> _TASK OBJECTIVE_
Only the number is wanted: count the lines that contain "leadership".

> _AVAILABLE DATA_
****************

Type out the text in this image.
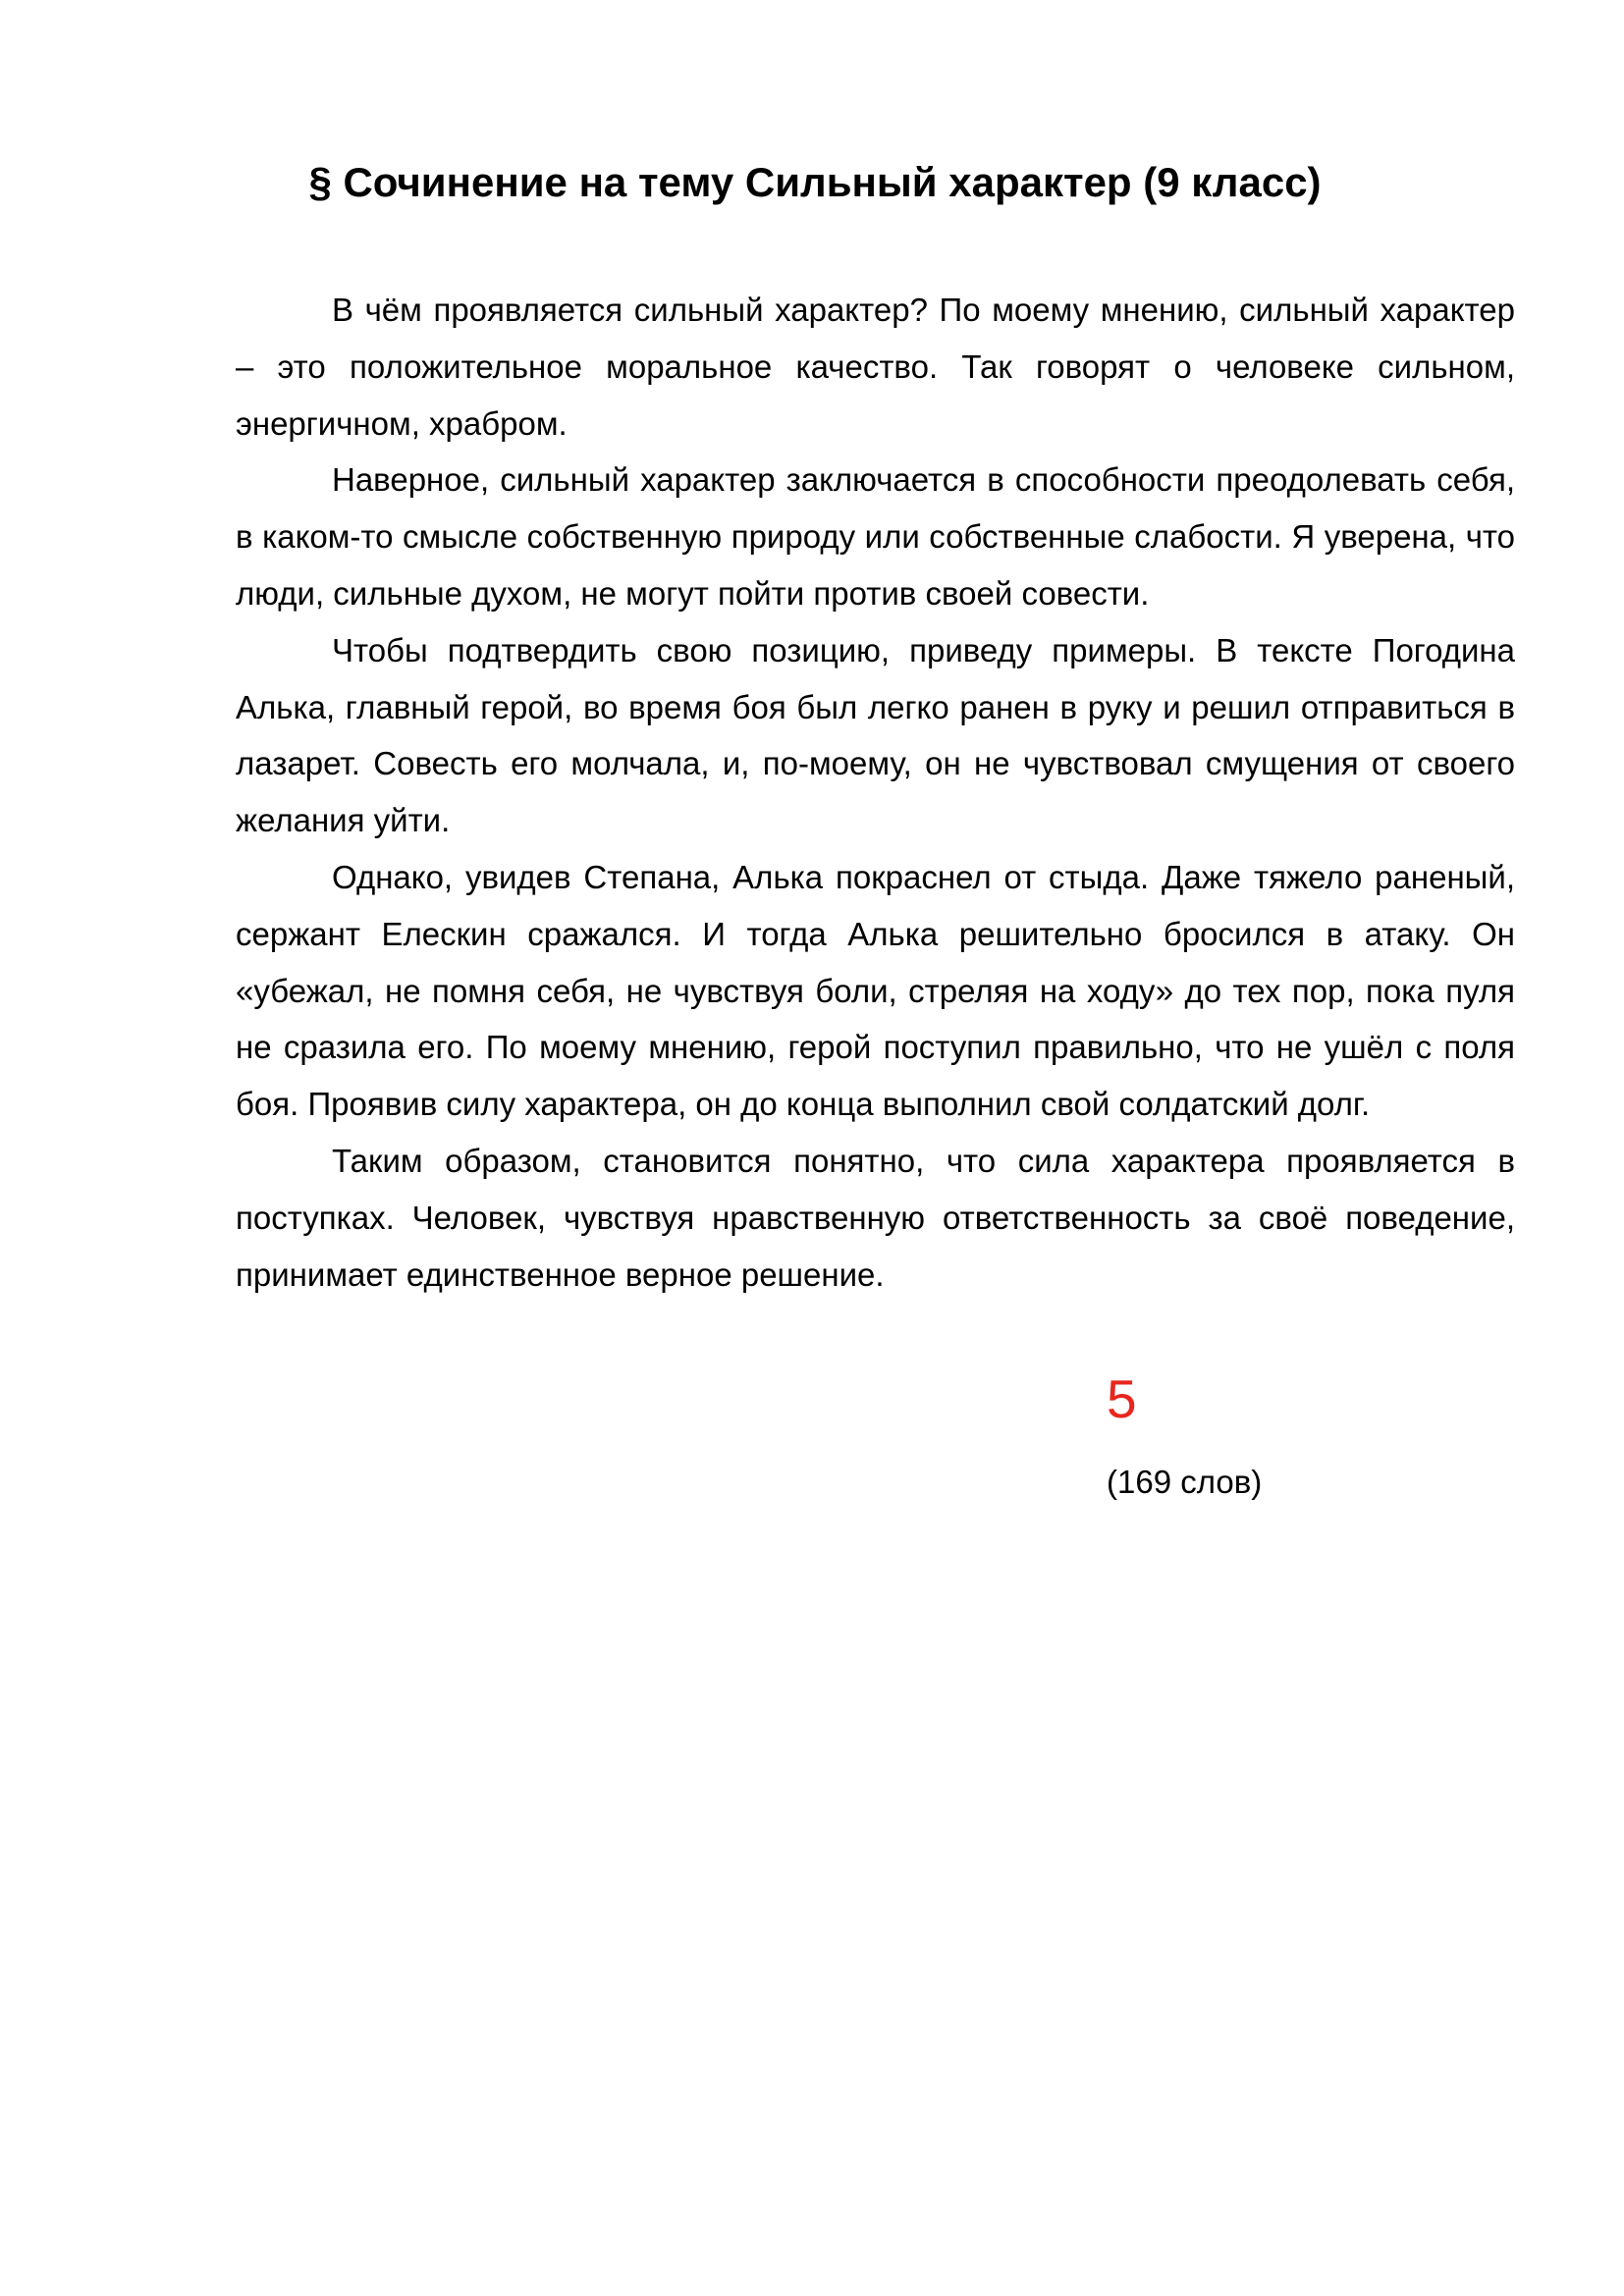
§ Сочинение на тему Сильный характер (9 класс)

В чём проявляется сильный характер? По моему мнению, сильный характер – это положительное моральное качество. Так говорят о человеке сильном, энергичном, храбром.

Наверное, сильный характер заключается в способности преодолевать себя, в каком-то смысле собственную природу или собственные слабости. Я уверена, что люди, сильные духом, не могут пойти против своей совести.

Чтобы подтвердить свою позицию, приведу примеры. В тексте Погодина Алька, главный герой, во время боя был легко ранен в руку и решил отправиться в лазарет. Совесть его молчала, и, по-моему, он не чувствовал смущения от своего желания уйти.

Однако, увидев Степана, Алька покраснел от стыда. Даже тяжело раненый, сержант Елескин сражался. И тогда Алька решительно бросился в атаку. Он «убежал, не помня себя, не чувствуя боли, стреляя на ходу» до тех пор, пока пуля не сразила его. По моему мнению, герой поступил правильно, что не ушёл с поля боя. Проявив силу характера, он до конца выполнил свой солдатский долг.

Таким образом, становится понятно, что сила характера проявляется в поступках. Человек, чувствуя нравственную ответственность за своё поведение, принимает единственное верное решение.

5

(169 слов)
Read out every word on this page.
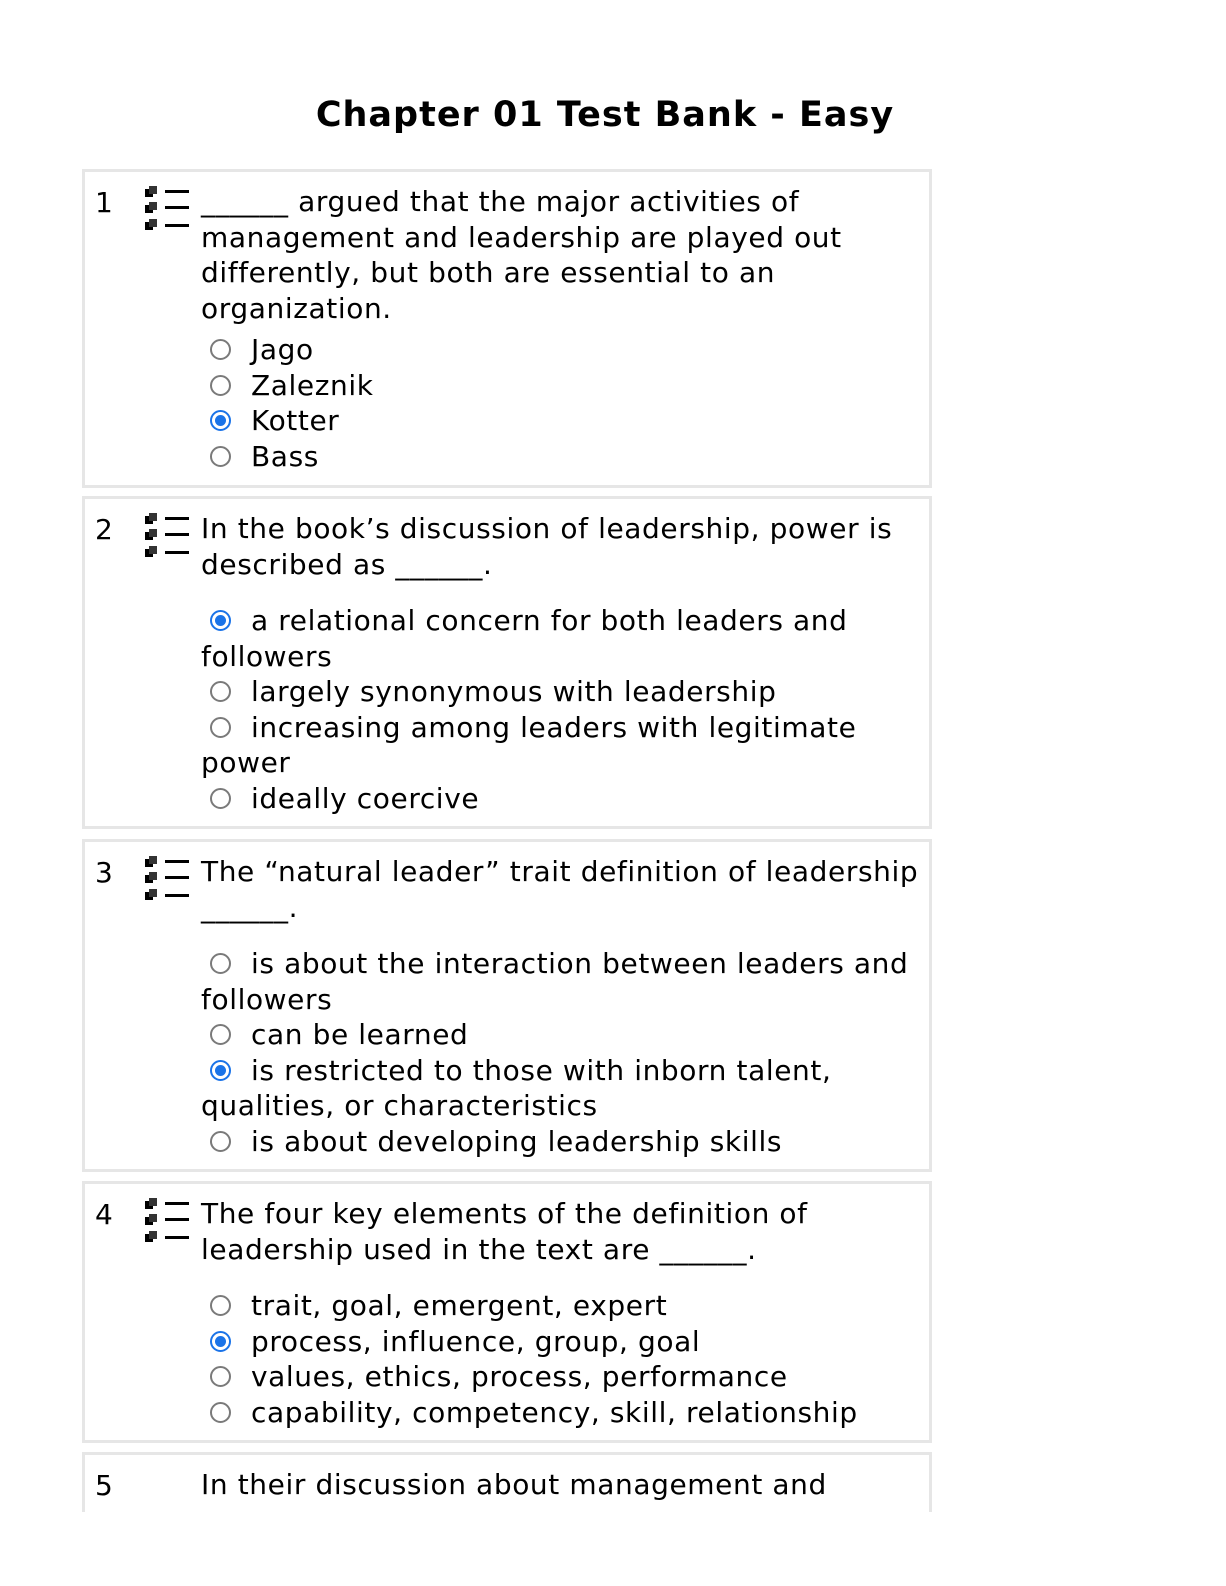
Chapter 01 Test Bank - Easy
1	______ argued that the major activities of management and leadership are played out differently, but both are essential to an organization.

Jago
Zaleznik
Kotter
Bass
2	In the book’s discussion of leadership, power is described as ______.

a relational concern for both leaders and followers
largely synonymous with leadership
increasing among leaders with legitimate power
ideally coercive
3	The “natural leader” trait definition of leadership ______.

is about the interaction between leaders and followers
can be learned
is restricted to those with inborn talent, qualities, or characteristics
is about developing leadership skills
4	The four key elements of the definition of leadership used in the text are ______.

trait, goal, emergent, expert
process, influence, group, goal
values, ethics, process, performance
capability, competency, skill, relationship
5	In their discussion about management and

****************

> _EXERCISE ANSWER_
6